Task goal: Copy out each line that mentions the word "value".

# start of Supplied entries

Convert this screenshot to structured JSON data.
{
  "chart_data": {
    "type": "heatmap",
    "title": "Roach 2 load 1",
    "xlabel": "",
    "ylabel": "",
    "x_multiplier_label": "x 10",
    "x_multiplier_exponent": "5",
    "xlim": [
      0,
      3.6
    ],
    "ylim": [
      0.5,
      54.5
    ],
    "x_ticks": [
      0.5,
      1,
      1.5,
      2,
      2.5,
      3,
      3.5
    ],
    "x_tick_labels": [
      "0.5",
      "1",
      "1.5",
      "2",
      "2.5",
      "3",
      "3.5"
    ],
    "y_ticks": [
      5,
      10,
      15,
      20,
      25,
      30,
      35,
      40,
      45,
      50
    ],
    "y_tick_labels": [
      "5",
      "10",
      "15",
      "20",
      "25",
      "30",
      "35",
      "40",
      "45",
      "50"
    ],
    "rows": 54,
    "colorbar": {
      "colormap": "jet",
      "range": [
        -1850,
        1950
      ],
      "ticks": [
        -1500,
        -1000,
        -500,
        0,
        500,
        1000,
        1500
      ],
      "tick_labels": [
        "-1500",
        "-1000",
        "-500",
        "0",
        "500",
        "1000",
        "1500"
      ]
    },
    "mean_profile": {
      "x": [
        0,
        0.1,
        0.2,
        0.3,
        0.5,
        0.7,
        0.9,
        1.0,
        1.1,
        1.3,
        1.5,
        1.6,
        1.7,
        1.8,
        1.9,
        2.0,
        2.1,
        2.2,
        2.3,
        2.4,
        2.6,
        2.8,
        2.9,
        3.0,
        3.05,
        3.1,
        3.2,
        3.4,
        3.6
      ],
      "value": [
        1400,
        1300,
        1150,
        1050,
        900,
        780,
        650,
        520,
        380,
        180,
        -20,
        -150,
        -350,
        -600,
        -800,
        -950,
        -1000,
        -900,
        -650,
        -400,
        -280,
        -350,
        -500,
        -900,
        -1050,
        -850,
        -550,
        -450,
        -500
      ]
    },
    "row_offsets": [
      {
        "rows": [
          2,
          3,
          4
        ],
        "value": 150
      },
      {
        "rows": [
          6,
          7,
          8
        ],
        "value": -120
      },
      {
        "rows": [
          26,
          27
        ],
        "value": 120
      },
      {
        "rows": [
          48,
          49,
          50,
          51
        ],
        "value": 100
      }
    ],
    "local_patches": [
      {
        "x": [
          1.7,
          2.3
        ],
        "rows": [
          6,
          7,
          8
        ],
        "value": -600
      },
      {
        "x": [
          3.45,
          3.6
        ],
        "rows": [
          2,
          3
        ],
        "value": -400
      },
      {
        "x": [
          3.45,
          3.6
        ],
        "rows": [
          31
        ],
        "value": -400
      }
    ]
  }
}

# end of Supplied entries

Solution to this task:
      "value": [
        "value": 150
        "value": -120
        "value": 120
        "value": 100
        "value": -600
        "value": -400
        "value": -400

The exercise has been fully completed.